TO DO: Keep every line where the word "Werkzeuge" appears; drop the rest.

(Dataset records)
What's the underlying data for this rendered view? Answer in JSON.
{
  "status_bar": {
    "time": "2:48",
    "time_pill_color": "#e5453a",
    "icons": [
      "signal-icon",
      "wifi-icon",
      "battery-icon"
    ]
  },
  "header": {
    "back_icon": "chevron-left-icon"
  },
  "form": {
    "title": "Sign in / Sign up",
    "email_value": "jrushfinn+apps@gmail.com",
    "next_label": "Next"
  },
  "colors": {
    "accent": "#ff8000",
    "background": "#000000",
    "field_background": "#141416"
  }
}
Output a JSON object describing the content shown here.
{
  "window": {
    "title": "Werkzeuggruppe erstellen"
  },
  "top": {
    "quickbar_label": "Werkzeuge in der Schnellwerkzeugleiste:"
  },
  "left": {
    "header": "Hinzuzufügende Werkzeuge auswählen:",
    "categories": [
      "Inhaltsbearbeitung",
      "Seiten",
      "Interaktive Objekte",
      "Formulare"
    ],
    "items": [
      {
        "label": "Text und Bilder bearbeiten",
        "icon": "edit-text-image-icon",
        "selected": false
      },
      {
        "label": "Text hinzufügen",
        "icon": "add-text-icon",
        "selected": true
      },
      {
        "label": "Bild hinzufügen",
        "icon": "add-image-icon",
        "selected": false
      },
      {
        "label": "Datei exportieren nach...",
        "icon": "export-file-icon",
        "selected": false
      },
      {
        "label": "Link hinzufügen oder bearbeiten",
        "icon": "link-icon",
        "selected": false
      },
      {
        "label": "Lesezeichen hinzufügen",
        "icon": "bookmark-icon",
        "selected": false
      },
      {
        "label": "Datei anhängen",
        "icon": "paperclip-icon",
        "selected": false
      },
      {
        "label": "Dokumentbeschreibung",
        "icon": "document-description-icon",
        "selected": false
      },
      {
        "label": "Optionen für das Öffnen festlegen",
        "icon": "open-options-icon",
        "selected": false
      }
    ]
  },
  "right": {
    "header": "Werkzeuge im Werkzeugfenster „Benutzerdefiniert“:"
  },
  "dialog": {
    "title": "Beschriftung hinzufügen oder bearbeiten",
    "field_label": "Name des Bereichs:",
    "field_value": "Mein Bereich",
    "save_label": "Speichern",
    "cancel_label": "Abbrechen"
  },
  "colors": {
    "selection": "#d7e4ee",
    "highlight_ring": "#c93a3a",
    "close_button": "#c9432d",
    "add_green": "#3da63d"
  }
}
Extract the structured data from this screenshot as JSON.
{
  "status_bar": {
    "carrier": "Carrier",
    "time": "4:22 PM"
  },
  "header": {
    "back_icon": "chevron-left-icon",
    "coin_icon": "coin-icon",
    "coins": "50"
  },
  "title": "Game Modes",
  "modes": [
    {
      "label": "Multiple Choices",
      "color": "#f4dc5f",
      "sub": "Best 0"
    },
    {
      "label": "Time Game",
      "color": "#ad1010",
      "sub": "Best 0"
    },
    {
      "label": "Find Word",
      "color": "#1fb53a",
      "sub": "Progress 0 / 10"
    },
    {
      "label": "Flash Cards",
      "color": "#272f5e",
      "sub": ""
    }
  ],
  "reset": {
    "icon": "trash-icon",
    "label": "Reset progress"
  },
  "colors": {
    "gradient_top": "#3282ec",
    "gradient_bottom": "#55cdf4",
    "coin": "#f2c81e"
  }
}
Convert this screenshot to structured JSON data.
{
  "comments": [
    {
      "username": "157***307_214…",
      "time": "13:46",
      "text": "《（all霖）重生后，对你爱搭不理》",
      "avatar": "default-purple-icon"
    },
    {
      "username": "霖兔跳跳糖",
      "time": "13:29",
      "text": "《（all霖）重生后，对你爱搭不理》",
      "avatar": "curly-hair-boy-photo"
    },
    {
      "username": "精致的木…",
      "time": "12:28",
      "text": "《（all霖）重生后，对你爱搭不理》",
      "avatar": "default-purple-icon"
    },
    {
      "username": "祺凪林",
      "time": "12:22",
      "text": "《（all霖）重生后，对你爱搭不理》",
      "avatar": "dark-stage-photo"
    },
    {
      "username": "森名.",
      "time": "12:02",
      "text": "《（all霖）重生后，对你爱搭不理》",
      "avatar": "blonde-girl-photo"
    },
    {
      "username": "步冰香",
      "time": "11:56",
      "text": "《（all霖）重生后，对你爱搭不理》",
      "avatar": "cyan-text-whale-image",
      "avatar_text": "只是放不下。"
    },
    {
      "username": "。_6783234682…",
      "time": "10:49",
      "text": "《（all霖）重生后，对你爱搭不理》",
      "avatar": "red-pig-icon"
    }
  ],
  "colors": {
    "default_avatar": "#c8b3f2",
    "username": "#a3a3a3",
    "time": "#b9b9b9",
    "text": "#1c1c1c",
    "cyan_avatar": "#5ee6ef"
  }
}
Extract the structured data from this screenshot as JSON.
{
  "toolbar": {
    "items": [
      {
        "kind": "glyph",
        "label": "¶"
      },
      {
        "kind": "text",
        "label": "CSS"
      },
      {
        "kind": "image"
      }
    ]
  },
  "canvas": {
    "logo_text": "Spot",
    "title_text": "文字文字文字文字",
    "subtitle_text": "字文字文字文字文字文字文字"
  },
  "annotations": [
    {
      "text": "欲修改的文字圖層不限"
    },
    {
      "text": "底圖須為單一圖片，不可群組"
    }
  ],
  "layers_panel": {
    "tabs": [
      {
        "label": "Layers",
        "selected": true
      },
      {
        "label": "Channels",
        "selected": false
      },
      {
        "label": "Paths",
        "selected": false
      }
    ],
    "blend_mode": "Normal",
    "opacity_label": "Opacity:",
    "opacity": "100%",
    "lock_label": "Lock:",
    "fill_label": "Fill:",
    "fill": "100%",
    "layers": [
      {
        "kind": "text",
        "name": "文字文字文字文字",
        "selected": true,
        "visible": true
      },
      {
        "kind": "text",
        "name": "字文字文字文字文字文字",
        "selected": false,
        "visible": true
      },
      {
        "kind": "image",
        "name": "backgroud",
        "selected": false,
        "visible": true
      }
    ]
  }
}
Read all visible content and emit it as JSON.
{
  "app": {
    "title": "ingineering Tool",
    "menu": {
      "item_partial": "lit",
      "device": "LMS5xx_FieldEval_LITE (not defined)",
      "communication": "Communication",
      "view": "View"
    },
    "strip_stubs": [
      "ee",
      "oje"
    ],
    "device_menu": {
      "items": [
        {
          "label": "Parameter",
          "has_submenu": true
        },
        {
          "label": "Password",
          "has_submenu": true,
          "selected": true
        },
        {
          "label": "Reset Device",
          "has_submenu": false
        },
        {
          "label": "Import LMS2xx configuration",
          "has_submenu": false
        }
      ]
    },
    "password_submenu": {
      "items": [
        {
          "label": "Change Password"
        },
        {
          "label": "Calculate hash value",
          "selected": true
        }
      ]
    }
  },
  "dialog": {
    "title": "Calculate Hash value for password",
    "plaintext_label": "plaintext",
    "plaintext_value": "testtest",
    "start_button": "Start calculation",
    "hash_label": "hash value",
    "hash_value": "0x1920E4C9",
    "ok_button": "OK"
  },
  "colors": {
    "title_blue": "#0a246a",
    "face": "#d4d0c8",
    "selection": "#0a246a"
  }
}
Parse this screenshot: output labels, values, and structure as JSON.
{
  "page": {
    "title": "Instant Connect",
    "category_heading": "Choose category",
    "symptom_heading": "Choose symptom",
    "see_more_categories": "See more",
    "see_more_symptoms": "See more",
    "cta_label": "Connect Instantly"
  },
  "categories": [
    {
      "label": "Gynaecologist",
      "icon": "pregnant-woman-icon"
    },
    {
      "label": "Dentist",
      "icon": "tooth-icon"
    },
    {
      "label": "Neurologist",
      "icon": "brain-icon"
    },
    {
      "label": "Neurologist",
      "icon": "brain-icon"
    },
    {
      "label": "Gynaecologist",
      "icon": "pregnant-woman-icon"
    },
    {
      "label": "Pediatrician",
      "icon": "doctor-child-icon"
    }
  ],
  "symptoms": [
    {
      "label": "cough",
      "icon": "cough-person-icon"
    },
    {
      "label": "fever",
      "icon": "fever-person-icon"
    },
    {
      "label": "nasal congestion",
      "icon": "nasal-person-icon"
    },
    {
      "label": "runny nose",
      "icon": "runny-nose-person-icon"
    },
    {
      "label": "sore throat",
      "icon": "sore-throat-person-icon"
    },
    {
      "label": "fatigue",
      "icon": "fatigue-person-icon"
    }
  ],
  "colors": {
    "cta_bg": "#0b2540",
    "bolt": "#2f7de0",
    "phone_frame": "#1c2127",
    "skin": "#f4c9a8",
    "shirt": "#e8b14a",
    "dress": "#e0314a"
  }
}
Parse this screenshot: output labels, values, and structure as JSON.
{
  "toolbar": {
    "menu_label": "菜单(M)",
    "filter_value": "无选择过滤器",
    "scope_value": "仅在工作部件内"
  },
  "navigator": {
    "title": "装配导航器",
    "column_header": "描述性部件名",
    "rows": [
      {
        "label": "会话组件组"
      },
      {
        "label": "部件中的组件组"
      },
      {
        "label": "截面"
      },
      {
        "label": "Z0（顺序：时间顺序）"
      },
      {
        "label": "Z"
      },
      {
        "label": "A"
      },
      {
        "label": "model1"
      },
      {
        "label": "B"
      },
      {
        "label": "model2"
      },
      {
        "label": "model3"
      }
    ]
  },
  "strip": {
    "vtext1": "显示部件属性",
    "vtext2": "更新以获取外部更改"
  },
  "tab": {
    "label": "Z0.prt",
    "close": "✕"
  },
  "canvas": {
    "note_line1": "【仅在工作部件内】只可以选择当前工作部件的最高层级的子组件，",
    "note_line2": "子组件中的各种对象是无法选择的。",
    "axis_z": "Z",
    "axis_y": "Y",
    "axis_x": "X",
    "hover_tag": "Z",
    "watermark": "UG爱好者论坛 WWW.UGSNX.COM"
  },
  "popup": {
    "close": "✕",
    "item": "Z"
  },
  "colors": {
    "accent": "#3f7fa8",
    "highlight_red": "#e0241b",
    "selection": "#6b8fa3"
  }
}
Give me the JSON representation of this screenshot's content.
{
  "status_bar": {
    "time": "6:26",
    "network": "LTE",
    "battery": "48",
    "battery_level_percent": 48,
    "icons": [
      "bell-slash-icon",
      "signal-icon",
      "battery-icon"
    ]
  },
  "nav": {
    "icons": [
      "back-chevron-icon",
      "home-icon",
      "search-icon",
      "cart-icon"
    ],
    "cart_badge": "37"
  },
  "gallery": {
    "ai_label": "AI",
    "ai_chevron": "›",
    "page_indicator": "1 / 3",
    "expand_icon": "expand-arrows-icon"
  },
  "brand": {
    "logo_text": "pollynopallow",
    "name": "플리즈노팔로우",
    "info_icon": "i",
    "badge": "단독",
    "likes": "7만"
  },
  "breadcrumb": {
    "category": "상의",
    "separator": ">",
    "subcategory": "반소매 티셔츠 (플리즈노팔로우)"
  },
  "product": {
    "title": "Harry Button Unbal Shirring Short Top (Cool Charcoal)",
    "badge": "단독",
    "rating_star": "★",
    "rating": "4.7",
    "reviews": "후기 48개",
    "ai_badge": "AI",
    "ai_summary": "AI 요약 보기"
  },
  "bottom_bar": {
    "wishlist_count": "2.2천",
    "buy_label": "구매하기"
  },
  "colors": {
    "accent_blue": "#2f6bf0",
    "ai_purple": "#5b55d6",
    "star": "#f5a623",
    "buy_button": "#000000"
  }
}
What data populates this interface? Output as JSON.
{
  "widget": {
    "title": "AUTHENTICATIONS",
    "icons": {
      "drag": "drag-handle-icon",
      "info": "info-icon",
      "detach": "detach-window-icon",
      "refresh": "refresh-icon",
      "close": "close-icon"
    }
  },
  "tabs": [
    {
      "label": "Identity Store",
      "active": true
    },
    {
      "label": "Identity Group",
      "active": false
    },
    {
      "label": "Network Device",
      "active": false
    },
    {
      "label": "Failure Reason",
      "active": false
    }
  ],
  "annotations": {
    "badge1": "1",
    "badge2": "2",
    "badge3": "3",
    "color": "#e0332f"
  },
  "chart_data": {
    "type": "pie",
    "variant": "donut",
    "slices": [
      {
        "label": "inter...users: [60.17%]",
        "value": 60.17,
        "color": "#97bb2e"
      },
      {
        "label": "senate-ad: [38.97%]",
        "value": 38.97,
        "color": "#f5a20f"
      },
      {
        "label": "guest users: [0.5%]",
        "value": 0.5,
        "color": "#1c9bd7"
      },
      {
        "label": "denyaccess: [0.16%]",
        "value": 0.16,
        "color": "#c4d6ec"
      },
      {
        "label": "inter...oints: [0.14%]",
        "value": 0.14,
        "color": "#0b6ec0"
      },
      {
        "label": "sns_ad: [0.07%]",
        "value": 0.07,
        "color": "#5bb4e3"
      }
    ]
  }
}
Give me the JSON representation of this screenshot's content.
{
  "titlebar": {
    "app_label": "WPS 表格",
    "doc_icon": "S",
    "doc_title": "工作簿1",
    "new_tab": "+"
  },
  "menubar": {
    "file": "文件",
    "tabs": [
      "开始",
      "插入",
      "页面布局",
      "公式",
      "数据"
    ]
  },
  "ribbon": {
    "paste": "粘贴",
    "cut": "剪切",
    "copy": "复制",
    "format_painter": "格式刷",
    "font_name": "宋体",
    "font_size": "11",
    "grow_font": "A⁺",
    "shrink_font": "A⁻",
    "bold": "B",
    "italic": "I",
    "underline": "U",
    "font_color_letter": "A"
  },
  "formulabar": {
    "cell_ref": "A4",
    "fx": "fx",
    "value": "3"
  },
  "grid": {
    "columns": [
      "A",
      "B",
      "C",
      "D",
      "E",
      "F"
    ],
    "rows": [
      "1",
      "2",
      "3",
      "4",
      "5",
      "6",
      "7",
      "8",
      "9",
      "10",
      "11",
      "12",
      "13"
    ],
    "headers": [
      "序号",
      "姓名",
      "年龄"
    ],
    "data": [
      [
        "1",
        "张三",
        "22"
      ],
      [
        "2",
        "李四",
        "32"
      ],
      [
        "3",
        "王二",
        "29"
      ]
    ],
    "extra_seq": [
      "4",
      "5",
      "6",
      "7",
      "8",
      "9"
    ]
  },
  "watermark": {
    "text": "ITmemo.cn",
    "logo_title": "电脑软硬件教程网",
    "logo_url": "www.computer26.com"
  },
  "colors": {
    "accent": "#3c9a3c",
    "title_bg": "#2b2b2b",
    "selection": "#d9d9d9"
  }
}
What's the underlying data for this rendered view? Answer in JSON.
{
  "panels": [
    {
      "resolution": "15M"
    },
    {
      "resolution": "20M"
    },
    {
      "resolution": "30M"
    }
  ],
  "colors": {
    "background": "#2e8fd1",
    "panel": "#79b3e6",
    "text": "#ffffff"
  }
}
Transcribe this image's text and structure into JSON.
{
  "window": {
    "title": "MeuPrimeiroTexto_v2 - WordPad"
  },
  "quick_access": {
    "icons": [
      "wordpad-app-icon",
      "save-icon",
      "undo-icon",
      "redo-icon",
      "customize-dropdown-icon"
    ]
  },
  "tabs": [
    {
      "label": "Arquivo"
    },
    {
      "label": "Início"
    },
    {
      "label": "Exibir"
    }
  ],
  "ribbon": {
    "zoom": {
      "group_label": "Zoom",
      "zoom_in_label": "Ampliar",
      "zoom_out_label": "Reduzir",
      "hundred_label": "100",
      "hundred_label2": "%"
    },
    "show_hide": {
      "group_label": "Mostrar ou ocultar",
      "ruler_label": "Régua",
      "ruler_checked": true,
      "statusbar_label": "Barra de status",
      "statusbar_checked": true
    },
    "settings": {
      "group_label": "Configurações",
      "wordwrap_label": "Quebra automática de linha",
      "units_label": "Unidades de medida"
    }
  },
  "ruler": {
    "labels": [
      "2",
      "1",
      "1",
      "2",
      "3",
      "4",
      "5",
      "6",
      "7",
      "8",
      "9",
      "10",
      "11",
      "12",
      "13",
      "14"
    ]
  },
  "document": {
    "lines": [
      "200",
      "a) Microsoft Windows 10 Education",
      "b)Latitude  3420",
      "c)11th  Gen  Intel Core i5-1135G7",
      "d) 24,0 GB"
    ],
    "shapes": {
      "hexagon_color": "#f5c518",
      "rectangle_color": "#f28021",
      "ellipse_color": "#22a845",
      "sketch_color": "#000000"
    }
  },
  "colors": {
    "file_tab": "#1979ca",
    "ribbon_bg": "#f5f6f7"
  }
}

THE RESULT:
    "quickbar_label": "Werkzeuge in der Schnellwerkzeugleiste:"
    "header": "Hinzuzufügende Werkzeuge auswählen:",
    "header": "Werkzeuge im Werkzeugfenster „Benutzerdefiniert“:"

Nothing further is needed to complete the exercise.